**PROBLEM STATEMENT**: Leave out the images; return the rest of the data exactly.

**** RECORDS FOR PROCESSING

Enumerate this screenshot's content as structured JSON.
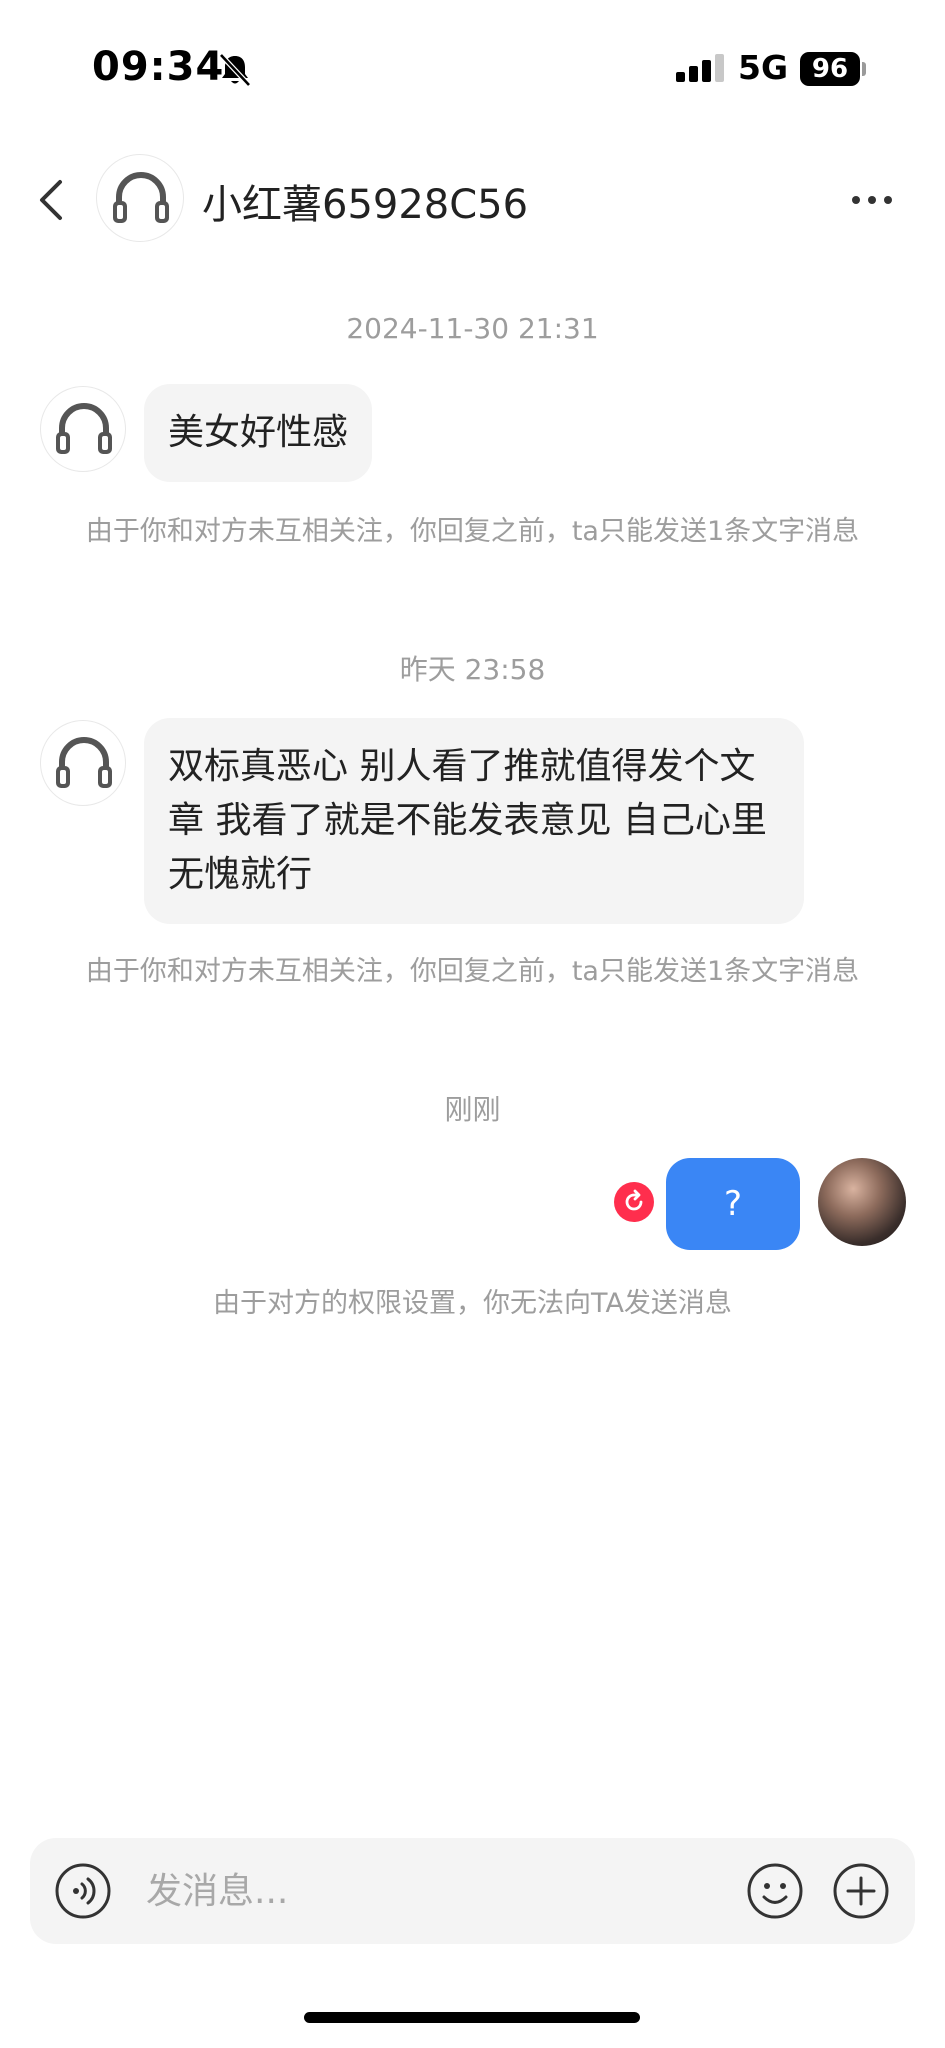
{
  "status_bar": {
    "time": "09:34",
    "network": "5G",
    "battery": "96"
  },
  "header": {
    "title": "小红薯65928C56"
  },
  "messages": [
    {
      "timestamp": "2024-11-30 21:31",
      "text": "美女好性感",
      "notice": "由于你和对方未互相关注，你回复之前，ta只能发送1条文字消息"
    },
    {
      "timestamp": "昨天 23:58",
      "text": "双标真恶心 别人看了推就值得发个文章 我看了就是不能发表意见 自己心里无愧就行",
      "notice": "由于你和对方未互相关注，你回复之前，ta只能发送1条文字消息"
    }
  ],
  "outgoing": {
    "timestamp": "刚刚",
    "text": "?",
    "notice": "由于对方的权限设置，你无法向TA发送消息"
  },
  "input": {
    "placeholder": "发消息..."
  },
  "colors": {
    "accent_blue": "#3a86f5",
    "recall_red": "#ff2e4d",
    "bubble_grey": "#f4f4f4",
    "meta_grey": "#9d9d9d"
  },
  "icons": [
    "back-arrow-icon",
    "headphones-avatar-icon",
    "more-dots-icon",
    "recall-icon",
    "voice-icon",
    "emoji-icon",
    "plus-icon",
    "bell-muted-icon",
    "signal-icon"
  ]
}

********

**RESULT OF THE TASK**:
Enumerate this screenshot's content as structured JSON.
{
  "status_bar": {
    "time": "09:34",
    "network": "5G",
    "battery": "96"
  },
  "header": {
    "title": "小红薯65928C56"
  },
  "messages": [
    {
      "timestamp": "2024-11-30 21:31",
      "text": "美女好性感",
      "notice": "由于你和对方未互相关注，你回复之前，ta只能发送1条文字消息"
    },
    {
      "timestamp": "昨天 23:58",
      "text": "双标真恶心 别人看了推就值得发个文章 我看了就是不能发表意见 自己心里无愧就行",
      "notice": "由于你和对方未互相关注，你回复之前，ta只能发送1条文字消息"
    }
  ],
  "outgoing": {
    "timestamp": "刚刚",
    "text": "?",
    "notice": "由于对方的权限设置，你无法向TA发送消息"
  },
  "input": {
    "placeholder": "发消息..."
  },
  "colors": {
    "accent_blue": "#3a86f5",
    "recall_red": "#ff2e4d",
    "bubble_grey": "#f4f4f4",
    "meta_grey": "#9d9d9d"
  },
  "icons": [
    "back-arrow-icon",
    "headphones-avatar-icon",
    "more-dots-icon",
    "recall-icon",
    "voice-icon",
    "emoji-icon",
    "plus-icon",
    "bell-muted-icon",
    "signal-icon"
  ]
}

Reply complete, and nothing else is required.